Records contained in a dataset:
====
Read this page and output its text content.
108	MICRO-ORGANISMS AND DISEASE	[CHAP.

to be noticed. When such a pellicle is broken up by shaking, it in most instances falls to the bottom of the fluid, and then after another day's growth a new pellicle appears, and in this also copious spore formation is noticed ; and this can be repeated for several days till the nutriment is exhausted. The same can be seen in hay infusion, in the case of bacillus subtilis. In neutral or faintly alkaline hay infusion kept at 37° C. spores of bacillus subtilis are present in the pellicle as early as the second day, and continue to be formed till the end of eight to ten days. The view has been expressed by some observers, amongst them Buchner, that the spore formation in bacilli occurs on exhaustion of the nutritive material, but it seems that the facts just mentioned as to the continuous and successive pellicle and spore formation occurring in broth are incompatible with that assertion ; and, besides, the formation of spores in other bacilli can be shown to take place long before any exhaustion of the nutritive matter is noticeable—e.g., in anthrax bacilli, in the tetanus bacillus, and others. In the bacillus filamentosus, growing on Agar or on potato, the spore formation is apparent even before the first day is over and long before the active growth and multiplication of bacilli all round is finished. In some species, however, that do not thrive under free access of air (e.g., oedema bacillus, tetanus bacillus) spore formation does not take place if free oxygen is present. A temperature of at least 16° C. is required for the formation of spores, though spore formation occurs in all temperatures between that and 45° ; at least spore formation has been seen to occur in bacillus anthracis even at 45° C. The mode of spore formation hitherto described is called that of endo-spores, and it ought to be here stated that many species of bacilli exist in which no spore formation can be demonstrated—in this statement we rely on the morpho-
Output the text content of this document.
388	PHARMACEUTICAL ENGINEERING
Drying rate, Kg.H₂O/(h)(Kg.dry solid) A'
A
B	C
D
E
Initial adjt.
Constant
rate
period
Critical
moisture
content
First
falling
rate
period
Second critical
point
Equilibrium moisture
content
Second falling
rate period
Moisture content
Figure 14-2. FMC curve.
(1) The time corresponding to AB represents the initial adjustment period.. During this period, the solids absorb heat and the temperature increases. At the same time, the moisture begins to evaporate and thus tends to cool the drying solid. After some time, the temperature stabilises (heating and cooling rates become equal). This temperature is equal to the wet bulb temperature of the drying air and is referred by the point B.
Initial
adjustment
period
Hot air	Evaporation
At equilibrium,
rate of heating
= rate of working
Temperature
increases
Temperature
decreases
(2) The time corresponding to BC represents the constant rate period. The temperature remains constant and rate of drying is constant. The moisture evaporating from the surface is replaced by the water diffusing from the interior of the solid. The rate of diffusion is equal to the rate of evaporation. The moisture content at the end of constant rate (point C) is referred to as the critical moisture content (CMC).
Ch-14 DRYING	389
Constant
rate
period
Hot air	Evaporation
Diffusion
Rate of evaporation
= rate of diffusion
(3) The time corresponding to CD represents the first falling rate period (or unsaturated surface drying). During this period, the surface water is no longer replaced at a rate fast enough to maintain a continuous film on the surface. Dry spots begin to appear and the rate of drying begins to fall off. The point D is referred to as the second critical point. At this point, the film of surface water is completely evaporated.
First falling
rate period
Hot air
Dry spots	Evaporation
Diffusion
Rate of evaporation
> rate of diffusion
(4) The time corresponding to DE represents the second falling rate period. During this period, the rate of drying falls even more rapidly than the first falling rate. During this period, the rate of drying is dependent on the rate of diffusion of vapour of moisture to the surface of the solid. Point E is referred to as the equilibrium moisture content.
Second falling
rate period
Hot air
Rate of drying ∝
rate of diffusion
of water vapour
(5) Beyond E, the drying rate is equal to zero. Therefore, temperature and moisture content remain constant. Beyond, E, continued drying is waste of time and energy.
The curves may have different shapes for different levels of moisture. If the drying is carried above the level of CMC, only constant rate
====
WHAT IS EXPECTED: Output nothing but the number of lines in the data containing the string "increases".

EXERCISE OUTPUT: 2